* Petunjuk Latihan *
Hitung baris dalam data di bawah yang memuat kata "solution". Tuliskan jumlahnya saja.

* Data Masukan *
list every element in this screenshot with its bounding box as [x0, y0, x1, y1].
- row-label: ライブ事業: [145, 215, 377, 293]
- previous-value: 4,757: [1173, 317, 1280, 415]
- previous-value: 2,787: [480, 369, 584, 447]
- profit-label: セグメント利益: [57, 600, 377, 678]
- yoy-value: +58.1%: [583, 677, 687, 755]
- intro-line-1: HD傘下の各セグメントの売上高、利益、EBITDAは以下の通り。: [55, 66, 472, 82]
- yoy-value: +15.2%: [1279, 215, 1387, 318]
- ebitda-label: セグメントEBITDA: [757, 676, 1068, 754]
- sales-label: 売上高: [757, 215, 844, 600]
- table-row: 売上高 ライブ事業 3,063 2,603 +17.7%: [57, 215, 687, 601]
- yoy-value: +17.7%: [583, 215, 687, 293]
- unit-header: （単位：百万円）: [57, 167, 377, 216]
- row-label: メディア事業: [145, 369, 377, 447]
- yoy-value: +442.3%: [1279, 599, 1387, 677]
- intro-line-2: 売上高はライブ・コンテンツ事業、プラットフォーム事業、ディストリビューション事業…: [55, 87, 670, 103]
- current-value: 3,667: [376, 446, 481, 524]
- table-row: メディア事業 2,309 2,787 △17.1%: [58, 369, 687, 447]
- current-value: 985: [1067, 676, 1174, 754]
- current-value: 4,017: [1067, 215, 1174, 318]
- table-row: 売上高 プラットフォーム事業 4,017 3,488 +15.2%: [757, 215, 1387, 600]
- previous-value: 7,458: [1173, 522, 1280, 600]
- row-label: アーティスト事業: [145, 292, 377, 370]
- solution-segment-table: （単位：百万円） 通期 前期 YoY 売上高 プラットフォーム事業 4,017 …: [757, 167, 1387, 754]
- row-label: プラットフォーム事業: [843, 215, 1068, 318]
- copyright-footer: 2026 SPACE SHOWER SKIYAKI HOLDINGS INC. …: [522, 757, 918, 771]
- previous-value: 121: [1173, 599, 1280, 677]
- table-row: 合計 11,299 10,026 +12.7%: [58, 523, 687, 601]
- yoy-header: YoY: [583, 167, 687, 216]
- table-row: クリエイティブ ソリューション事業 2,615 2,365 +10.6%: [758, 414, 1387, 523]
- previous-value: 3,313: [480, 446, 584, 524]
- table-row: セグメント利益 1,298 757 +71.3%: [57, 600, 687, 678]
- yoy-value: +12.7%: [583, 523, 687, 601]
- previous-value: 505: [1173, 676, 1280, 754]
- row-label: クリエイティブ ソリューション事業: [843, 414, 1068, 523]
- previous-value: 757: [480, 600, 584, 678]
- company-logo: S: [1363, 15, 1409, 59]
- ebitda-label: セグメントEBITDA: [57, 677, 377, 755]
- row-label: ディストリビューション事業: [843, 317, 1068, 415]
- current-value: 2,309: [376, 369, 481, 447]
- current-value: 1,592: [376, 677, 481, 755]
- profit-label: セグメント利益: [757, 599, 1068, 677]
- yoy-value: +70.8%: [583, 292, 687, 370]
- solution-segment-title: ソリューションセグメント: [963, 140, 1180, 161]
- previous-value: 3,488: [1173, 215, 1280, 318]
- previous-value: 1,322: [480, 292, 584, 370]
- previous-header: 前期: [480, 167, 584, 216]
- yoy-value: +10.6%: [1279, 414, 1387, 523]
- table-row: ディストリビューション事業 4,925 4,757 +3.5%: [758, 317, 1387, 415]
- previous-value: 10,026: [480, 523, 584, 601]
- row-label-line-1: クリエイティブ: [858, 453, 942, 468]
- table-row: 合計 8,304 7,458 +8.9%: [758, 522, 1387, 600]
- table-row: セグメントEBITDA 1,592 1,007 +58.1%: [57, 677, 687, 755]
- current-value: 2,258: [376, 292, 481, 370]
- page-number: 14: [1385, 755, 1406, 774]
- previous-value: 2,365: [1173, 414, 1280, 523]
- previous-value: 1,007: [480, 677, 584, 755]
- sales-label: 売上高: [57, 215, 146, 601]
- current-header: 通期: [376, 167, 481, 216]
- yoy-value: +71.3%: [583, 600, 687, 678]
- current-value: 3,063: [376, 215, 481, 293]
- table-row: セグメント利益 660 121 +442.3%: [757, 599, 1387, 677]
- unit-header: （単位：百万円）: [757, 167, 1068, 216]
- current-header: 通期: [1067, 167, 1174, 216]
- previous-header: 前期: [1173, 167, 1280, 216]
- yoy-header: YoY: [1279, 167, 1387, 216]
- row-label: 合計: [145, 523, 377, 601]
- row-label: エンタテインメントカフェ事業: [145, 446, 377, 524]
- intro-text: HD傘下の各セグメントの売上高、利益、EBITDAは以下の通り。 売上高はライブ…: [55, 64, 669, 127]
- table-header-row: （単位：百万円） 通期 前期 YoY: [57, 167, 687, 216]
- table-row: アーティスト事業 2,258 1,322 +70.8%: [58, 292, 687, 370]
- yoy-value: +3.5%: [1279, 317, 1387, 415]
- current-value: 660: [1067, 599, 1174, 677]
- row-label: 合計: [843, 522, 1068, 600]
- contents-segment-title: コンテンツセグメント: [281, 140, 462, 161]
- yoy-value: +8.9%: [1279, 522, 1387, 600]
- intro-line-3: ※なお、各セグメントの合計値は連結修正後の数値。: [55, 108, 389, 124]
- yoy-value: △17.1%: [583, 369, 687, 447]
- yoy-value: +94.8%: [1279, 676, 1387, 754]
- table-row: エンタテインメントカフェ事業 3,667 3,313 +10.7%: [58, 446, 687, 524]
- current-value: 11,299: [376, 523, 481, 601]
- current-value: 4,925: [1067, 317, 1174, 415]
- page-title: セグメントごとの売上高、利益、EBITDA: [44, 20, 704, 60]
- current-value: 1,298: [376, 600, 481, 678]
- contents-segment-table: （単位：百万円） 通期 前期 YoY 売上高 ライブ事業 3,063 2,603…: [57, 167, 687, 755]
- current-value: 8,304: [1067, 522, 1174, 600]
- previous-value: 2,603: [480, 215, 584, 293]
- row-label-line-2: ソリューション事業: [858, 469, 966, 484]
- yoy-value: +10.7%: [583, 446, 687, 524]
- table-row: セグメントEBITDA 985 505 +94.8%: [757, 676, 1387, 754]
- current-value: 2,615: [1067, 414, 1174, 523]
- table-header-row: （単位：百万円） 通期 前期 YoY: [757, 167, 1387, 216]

* Hasil Tugas *
2